* **Stated exercise**:
Reproduce the records below exactly as they appear.

--- begin Input rows ---

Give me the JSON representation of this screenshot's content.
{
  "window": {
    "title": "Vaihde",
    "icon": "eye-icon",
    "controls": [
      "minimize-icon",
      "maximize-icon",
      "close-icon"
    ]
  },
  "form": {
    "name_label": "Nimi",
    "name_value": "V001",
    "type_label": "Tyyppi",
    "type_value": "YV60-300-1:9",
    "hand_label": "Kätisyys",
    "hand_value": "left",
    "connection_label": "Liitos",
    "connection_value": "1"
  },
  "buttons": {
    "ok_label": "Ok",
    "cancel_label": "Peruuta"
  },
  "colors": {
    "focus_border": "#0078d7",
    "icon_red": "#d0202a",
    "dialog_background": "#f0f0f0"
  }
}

--- end Input rows ---

* **Result for this exercise**:
Give me the JSON representation of this screenshot's content.
{
  "window": {
    "title": "Vaihde",
    "icon": "eye-icon",
    "controls": [
      "minimize-icon",
      "maximize-icon",
      "close-icon"
    ]
  },
  "form": {
    "name_label": "Nimi",
    "name_value": "V001",
    "type_label": "Tyyppi",
    "type_value": "YV60-300-1:9",
    "hand_label": "Kätisyys",
    "hand_value": "left",
    "connection_label": "Liitos",
    "connection_value": "1"
  },
  "buttons": {
    "ok_label": "Ok",
    "cancel_label": "Peruuta"
  },
  "colors": {
    "focus_border": "#0078d7",
    "icon_red": "#d0202a",
    "dialog_background": "#f0f0f0"
  }
}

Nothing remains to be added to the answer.